[Data records start]

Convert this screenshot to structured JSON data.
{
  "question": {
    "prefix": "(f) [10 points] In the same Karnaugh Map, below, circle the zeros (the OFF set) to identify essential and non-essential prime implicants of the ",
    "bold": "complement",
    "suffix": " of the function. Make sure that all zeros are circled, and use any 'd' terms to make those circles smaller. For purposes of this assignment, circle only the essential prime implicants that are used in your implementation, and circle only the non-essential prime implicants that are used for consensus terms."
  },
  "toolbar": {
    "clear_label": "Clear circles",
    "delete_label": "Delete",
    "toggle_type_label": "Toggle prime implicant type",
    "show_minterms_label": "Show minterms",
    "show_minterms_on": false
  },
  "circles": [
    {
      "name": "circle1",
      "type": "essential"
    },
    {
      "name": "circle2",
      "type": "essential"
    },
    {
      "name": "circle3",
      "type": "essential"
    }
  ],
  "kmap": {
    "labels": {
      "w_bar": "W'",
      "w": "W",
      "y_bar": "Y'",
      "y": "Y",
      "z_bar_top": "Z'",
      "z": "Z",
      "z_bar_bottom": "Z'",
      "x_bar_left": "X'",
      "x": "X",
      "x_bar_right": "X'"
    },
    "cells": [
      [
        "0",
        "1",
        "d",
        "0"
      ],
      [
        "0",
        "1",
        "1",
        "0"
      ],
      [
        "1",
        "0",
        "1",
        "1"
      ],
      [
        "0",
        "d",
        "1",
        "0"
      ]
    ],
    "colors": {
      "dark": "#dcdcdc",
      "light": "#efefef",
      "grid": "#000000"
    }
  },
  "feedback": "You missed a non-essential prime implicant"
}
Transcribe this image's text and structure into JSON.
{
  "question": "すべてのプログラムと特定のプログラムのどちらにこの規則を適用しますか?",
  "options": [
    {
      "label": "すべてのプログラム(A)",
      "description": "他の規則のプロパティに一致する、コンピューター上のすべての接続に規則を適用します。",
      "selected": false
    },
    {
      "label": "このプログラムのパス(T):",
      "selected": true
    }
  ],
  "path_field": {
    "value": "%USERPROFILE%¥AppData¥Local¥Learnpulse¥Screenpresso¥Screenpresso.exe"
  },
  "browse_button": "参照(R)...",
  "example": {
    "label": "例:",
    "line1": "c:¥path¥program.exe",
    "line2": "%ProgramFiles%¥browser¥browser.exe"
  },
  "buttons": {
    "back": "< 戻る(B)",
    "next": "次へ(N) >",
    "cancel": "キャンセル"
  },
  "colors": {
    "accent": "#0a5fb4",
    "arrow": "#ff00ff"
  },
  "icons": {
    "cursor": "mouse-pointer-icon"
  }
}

[Data records end]
[Data records start]

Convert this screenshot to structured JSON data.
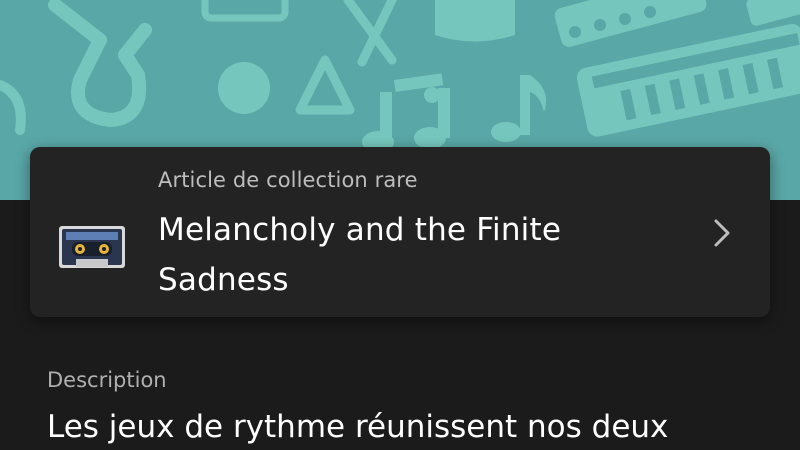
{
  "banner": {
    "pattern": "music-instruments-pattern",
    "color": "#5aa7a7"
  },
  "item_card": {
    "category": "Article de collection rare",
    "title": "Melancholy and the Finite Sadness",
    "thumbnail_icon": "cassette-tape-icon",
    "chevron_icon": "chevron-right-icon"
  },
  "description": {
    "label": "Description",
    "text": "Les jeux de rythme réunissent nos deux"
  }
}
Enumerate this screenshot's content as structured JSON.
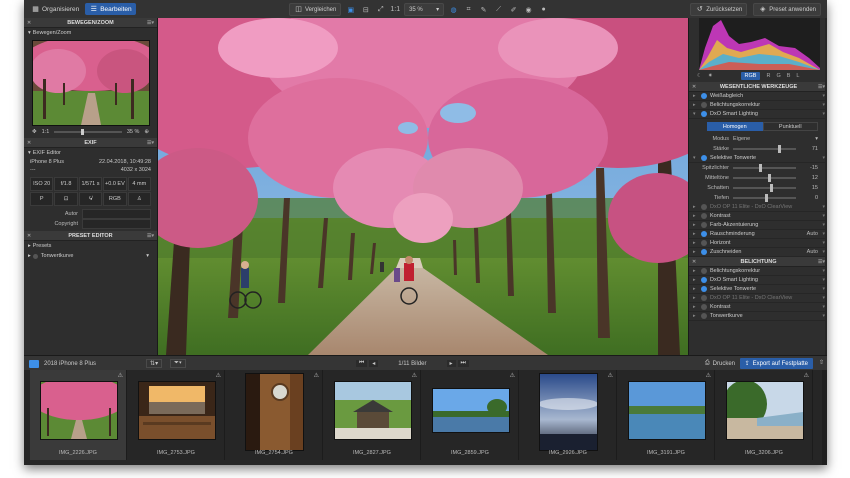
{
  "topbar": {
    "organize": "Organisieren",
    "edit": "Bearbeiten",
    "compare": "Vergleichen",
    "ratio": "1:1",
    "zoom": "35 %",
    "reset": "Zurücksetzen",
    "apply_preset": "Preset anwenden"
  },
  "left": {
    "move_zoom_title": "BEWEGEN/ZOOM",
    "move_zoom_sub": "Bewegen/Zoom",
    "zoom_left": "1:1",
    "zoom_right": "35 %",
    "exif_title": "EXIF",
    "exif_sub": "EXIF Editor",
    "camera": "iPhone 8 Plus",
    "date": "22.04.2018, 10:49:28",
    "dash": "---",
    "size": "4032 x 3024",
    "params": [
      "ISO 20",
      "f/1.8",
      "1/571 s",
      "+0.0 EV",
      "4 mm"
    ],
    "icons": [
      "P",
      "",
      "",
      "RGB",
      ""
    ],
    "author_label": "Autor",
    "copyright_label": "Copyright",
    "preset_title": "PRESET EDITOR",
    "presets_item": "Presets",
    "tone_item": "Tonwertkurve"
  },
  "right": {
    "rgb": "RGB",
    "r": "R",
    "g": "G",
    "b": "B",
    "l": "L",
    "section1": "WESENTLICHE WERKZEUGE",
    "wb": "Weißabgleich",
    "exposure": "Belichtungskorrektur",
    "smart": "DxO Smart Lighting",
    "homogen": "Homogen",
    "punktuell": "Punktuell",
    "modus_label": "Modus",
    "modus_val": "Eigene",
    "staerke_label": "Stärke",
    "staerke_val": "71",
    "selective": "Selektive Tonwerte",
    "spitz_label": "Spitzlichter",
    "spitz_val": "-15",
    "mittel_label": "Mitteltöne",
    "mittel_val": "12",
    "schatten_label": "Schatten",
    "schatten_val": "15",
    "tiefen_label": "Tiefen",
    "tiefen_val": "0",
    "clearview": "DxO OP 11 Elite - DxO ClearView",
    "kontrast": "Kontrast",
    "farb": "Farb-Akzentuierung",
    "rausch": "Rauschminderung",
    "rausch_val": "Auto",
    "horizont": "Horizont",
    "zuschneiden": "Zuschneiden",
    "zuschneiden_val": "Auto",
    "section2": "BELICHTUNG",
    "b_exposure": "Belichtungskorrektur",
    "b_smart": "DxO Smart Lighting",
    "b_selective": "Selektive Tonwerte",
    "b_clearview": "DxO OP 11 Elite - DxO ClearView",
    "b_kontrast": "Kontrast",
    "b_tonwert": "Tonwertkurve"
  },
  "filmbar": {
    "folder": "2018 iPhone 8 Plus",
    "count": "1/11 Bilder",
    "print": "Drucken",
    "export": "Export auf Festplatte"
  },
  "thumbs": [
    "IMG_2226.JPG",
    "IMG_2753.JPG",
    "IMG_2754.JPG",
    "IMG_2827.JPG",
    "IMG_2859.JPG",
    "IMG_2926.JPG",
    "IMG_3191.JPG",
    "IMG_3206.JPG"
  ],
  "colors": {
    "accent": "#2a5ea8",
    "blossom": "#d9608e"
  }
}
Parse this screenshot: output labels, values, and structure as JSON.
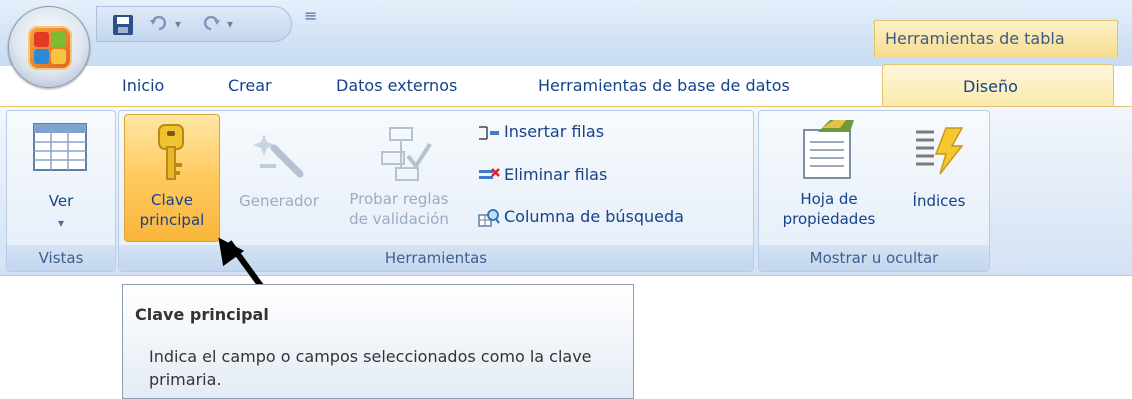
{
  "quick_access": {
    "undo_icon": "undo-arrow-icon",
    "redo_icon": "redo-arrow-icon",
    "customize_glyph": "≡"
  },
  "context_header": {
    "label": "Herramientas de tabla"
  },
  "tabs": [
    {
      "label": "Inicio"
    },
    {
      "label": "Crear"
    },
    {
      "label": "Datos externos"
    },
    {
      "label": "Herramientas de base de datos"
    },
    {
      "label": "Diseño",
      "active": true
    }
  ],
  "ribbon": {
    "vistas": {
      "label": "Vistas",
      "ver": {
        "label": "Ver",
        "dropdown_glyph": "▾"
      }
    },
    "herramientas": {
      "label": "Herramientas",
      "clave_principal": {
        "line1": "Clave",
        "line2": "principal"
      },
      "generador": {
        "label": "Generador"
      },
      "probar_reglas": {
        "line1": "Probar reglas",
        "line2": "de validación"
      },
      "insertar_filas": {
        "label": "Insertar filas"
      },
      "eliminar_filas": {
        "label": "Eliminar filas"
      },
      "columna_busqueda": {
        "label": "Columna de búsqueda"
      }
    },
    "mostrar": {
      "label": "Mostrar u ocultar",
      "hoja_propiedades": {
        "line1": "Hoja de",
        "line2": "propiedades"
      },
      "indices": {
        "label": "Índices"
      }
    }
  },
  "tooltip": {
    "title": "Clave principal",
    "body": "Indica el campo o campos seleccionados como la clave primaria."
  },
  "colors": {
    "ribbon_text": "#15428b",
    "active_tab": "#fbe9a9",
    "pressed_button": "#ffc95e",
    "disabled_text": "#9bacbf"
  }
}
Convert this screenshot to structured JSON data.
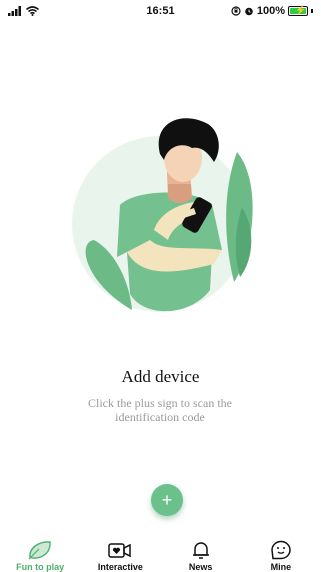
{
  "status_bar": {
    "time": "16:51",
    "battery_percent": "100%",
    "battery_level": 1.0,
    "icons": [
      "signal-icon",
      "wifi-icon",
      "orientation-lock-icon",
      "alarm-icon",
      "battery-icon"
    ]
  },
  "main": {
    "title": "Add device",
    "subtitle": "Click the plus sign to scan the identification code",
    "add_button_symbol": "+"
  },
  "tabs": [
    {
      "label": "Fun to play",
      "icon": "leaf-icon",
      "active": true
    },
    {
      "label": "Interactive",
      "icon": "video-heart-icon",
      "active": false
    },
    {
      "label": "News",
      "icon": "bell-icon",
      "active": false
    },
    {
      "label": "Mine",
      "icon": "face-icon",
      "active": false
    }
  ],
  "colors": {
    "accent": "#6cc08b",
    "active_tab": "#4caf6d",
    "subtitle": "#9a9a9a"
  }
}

[Data records end]

Only lines with the word "Kontrast" should be collected from the material.

**Result:**
    "kontrast": "Kontrast",
    "b_kontrast": "Kontrast",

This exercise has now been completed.